▶ _Work instructions_
Using the listing below, extract each line that has the word "glyph" in it.

▶ _Stored rows_
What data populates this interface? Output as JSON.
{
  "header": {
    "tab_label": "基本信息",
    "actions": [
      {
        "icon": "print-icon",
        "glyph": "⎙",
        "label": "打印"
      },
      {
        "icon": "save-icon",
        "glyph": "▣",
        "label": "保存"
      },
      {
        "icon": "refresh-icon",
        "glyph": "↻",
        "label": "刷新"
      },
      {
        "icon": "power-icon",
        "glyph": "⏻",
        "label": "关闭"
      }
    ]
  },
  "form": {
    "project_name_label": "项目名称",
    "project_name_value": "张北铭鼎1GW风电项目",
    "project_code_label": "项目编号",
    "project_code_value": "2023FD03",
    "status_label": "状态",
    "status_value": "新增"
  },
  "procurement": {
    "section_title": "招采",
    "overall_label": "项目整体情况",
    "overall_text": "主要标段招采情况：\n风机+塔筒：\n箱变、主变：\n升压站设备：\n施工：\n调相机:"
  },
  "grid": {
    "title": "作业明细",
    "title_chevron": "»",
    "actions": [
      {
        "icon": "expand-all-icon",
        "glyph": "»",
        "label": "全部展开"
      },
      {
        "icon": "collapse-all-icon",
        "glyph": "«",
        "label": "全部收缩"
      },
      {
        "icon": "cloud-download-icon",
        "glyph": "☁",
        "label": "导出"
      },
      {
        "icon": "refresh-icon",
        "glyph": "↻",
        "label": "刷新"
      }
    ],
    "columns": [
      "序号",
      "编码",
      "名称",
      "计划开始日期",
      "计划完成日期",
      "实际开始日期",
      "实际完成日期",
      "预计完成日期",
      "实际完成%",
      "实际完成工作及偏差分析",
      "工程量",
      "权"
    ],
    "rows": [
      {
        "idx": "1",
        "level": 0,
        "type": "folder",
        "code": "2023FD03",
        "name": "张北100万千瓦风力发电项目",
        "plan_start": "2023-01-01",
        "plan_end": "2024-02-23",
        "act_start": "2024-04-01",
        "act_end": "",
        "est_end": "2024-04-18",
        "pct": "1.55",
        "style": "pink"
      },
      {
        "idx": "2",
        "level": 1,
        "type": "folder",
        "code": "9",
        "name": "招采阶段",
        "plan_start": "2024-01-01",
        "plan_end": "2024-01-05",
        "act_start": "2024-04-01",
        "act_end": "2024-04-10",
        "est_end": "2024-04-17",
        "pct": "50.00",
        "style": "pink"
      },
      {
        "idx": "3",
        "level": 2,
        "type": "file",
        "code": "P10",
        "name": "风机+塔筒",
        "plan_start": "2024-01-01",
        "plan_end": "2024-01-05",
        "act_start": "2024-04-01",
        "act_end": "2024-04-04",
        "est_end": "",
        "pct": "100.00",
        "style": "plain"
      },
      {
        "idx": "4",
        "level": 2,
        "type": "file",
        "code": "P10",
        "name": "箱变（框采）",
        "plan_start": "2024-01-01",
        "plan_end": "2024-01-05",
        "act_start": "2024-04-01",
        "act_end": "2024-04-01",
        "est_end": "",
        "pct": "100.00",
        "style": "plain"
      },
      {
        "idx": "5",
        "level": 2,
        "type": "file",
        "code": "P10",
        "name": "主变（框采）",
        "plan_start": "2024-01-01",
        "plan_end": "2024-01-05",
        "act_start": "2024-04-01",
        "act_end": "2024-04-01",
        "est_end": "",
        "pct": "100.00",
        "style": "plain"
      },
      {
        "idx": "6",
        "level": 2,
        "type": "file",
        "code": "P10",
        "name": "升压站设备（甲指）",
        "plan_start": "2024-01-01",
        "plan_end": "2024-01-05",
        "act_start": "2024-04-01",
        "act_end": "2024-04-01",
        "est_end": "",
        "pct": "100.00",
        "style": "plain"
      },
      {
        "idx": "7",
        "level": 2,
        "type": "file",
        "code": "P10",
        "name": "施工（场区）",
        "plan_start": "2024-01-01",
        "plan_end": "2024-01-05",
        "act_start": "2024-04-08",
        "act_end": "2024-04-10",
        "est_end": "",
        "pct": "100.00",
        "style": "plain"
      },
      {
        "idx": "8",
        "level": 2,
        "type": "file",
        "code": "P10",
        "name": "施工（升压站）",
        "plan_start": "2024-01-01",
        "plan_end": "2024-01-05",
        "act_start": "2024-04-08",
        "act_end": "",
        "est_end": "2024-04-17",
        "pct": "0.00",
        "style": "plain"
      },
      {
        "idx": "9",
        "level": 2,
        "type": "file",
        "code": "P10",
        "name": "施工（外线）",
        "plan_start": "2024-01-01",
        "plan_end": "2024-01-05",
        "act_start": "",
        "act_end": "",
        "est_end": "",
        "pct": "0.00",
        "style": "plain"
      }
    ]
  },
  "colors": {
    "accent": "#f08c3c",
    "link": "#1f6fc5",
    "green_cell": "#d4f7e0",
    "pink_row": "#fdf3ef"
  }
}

▶ _Result_
        "glyph": "⎙",
        "glyph": "▣",
        "glyph": "↻",
        "glyph": "⏻",
        "glyph": "»",
        "glyph": "«",
        "glyph": "☁",
        "glyph": "↻",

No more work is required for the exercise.